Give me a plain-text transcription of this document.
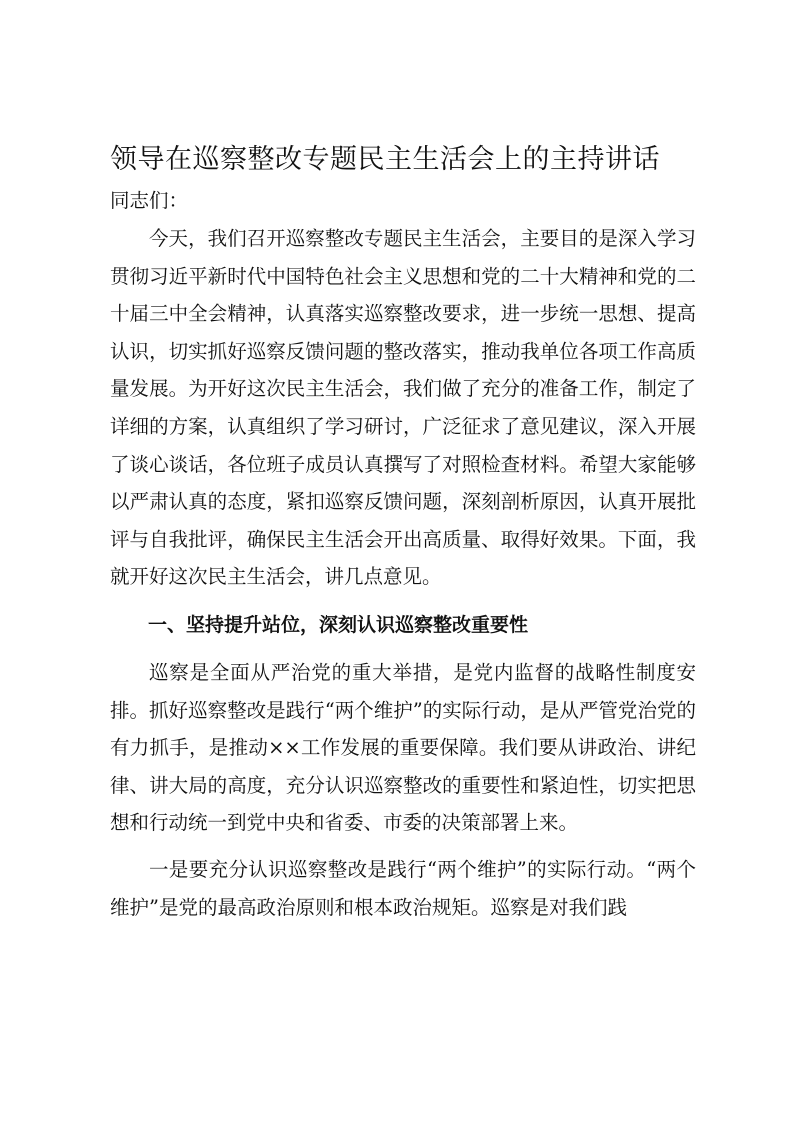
领导在巡察整改专题民主生活会上的主持讲话

同志们：

今天，我们召开巡察整改专题民主生活会，主要目的是深入学习贯彻习近平新时代中国特色社会主义思想和党的二十大精神和党的二十届三中全会精神，认真落实巡察整改要求，进一步统一思想、提高认识，切实抓好巡察反馈问题的整改落实，推动我单位各项工作高质量发展。为开好这次民主生活会，我们做了充分的准备工作，制定了详细的方案，认真组织了学习研讨，广泛征求了意见建议，深入开展了谈心谈话，各位班子成员认真撰写了对照检查材料。希望大家能够以严肃认真的态度，紧扣巡察反馈问题，深刻剖析原因，认真开展批评与自我批评，确保民主生活会开出高质量、取得好效果。下面，我就开好这次民主生活会，讲几点意见。

一、坚持提升站位，深刻认识巡察整改重要性

巡察是全面从严治党的重大举措，是党内监督的战略性制度安排。抓好巡察整改是践行“两个维护”的实际行动，是从严管党治党的有力抓手，是推动××工作发展的重要保障。我们要从讲政治、讲纪律、讲大局的高度，充分认识巡察整改的重要性和紧迫性，切实把思想和行动统一到党中央和省委、市委的决策部署上来。

一是要充分认识巡察整改是践行“两个维护”的实际行动。“两个维护”是党的最高政治原则和根本政治规矩。巡察是对我们践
——
■ Aim of the exercise ■
Transcribe the material exactly, and leave out whatever pictures it holds.

■ Complete output ■
Give me a plain-text transcription of this document.
领导在巡察整改专题民主生活会上的主持讲话

同志们：

今天，我们召开巡察整改专题民主生活会，主要目的是深入学习贯彻习近平新时代中国特色社会主义思想和党的二十大精神和党的二十届三中全会精神，认真落实巡察整改要求，进一步统一思想、提高认识，切实抓好巡察反馈问题的整改落实，推动我单位各项工作高质量发展。为开好这次民主生活会，我们做了充分的准备工作，制定了详细的方案，认真组织了学习研讨，广泛征求了意见建议，深入开展了谈心谈话，各位班子成员认真撰写了对照检查材料。希望大家能够以严肃认真的态度，紧扣巡察反馈问题，深刻剖析原因，认真开展批评与自我批评，确保民主生活会开出高质量、取得好效果。下面，我就开好这次民主生活会，讲几点意见。

一、坚持提升站位，深刻认识巡察整改重要性

巡察是全面从严治党的重大举措，是党内监督的战略性制度安排。抓好巡察整改是践行“两个维护”的实际行动，是从严管党治党的有力抓手，是推动××工作发展的重要保障。我们要从讲政治、讲纪律、讲大局的高度，充分认识巡察整改的重要性和紧迫性，切实把思想和行动统一到党中央和省委、市委的决策部署上来。

一是要充分认识巡察整改是践行“两个维护”的实际行动。“两个维护”是党的最高政治原则和根本政治规矩。巡察是对我们践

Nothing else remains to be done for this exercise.